## start

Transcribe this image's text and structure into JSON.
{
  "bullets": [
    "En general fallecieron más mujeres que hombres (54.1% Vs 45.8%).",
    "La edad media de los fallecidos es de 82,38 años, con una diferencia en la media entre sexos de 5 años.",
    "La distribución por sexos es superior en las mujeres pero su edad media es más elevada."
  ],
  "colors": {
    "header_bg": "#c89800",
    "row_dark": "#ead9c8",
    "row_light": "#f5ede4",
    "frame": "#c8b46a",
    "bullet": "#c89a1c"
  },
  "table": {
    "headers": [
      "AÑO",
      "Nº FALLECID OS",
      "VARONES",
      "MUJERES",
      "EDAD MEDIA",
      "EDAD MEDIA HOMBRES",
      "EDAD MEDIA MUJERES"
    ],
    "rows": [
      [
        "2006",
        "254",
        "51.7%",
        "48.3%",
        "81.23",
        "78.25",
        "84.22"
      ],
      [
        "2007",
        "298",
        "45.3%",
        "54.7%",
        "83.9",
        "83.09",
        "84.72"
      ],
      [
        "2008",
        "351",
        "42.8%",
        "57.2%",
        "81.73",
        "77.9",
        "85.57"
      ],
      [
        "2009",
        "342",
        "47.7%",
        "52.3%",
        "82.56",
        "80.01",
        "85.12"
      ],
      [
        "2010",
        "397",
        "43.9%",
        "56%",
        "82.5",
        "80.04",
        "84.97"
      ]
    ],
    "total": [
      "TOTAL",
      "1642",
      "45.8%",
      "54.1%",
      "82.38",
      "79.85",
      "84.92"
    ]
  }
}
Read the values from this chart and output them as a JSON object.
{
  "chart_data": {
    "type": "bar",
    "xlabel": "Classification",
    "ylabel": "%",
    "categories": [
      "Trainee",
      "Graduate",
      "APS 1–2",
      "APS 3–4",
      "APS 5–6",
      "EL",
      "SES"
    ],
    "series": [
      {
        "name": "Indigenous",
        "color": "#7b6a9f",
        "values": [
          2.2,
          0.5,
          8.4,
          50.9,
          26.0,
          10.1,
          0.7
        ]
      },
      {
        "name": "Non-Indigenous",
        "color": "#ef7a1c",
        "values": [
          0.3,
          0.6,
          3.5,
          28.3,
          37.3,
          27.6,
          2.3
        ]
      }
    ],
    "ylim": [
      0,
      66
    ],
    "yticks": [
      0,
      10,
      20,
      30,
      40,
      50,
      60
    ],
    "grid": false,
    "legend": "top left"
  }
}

## end

# Do this:
Filter the data, keeping only the lines that contain "JSON".

# Task output:
Transcribe this image's text and structure into JSON.
Read the values from this chart and output them as a JSON object.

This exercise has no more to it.